**YOUR TASKS:**
1. Answer these questions using the text on the Maharashtra shops act ruling:
(a) Which court bench upheld the provisions of the Act?
(b) Which section of the Act contains the definition of "establishment" that the petitioner challenged?
(c) How many pages long is the bench's order?
2. Please reproduce the passage of the text on the Maharashtra shops act ruling between "The provisions of the Act" and "comply with it.", inclusive.

The Nagpur bench of the Bombay High Court on Friday upheld the constitutional validity of the provisions of the Maharashtra Shops and Establishments (Regulation of Employment and Conditions of Service) Act, 2017 under which establishments of medical practitioners including clinics, hospitals and dispensaries, with 10 or more employees are to be registered with the state government and those with lesser staff to be intimated to the local facilitator.
A division bench of Justice R K Deshpande and Justice Vinay Joshi was hearing a petition filed by Pradeep Arora (61), a general and paediatric surgeon, who runs Arora Hospital in Nagpur. Arora had challenged the definition of “establishment” under Section 2(4) of the Act. He argued that the inclusion of the profession and the establishment of any medical practitioner in the definition of “establishment” under the Act are liable to be struck down as the constitutional right to practice the profession or occupation of a doctor and the state government had not held any pre-legislative consultation before enforcing the Act.
The provisions of the Act require establishments, including medical facilities, with 10 or more employees to comply with the employment conditions mandated under the Act and those with lesser employees to be registered with the facilitator bringing the employer under statutory obligation to comply with it.
“..the Legislature seems to have adopted a practical approach based upon the data available with it indicating that the concept of medical tourism has also increased the commercial aspect of medical establishments. There are large multi-specialty hospitals, chains of hospitals spreading across inter-district, inter-state resulting in huge employment and engagement of huge workforce in the sector. It, therefore, became necessary to safeguard the interest of the employees and regulate their employment, conditions of service and provide them social security from being exploited under the garb of urgent work,” the bench observed in its 37-page order.

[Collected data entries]
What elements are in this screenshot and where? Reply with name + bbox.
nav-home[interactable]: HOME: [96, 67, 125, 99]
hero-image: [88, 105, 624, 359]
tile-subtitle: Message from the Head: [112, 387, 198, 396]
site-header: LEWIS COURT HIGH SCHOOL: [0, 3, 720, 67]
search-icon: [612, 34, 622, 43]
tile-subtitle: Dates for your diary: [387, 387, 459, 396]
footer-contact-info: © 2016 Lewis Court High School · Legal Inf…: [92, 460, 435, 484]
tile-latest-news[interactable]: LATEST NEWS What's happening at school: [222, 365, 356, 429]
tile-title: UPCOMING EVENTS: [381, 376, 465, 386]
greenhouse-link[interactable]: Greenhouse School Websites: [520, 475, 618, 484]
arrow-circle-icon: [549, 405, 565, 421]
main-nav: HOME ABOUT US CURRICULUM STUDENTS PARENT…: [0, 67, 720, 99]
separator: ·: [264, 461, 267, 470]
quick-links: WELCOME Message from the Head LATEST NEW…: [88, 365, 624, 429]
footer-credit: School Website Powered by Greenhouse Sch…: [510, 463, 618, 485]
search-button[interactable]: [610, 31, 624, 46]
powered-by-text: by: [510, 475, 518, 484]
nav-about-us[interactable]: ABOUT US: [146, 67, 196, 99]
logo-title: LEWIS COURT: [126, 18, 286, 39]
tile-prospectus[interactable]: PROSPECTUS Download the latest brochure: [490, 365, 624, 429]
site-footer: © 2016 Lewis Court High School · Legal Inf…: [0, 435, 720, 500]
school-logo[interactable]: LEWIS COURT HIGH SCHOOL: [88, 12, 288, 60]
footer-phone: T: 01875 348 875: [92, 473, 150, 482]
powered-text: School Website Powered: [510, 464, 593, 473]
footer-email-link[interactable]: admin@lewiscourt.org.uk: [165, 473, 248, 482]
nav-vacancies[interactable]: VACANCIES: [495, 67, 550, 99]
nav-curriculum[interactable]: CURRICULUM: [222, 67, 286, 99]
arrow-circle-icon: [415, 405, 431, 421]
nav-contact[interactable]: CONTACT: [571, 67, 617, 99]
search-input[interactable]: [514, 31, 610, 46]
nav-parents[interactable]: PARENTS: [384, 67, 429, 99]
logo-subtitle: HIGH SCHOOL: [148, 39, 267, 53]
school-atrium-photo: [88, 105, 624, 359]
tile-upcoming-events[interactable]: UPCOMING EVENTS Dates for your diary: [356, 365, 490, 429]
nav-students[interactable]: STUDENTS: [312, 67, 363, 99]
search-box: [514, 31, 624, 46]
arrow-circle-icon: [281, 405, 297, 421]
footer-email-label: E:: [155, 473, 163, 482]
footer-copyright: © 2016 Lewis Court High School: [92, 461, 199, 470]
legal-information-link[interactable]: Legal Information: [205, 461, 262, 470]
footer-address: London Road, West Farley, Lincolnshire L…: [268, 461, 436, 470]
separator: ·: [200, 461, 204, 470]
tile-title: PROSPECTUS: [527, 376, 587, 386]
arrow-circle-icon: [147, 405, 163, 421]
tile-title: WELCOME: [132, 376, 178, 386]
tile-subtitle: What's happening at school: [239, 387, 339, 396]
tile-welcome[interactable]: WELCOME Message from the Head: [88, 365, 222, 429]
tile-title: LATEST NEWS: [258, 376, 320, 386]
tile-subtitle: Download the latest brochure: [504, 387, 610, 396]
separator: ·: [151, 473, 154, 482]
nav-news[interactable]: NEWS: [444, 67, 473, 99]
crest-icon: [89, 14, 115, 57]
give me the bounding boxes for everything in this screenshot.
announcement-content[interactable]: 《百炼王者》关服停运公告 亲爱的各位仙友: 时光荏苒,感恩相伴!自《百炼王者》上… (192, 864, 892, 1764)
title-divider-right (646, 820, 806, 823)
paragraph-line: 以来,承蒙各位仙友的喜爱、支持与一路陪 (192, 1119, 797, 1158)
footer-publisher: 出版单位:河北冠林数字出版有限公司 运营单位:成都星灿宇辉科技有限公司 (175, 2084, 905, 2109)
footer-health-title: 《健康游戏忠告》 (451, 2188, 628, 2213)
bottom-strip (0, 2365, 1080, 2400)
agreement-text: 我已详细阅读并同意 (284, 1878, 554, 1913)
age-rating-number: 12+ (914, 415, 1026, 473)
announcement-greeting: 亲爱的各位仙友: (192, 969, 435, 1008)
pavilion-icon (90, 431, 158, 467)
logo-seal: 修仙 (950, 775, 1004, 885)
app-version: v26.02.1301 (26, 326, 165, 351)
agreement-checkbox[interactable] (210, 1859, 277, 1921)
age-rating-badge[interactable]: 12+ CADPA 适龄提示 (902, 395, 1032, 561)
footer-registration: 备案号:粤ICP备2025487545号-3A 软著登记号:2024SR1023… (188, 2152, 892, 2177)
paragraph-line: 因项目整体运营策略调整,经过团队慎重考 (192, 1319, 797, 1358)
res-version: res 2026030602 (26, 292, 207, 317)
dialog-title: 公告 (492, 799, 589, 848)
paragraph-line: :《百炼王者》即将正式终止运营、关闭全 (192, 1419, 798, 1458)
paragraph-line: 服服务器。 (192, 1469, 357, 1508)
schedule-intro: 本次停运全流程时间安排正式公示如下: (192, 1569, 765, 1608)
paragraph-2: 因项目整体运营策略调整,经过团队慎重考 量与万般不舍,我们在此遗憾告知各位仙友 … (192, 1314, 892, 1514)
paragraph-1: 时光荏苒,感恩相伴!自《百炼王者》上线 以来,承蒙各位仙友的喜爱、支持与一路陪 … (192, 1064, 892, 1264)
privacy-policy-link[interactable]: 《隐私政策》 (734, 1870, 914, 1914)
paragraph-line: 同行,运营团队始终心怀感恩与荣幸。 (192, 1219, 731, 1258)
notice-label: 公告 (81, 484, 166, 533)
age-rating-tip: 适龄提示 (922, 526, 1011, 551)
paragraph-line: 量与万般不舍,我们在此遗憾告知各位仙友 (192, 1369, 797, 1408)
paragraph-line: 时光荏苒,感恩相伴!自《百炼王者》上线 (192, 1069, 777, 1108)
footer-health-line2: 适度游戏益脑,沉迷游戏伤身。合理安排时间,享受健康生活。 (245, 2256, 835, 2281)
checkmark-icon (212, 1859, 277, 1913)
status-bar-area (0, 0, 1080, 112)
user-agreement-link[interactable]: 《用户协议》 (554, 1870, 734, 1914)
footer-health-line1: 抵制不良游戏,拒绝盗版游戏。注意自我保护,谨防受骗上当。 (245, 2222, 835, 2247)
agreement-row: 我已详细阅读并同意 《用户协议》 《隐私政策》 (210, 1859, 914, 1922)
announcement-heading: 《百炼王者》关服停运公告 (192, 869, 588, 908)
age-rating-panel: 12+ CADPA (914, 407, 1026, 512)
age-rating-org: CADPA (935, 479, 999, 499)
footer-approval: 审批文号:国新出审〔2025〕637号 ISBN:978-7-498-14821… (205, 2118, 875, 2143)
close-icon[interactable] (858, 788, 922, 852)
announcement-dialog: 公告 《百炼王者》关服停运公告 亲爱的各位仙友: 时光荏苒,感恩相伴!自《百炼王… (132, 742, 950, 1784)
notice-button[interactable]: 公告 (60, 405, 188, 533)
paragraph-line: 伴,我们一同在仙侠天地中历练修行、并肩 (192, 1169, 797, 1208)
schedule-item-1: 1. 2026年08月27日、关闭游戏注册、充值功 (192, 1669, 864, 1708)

**WRITTEN RESPONSES:**
1.
(a) The Nagpur bench of the Bombay High Court
(b) Section 2(4)
(c) 37 pages

2.
The provisions of the Act require establishments, including medical facilities, with 10 or more employees to comply with the employment conditions mandated under the Act and those with lesser employees to be registered with the facilitator bringing the employer under statutory obligation to comply with it.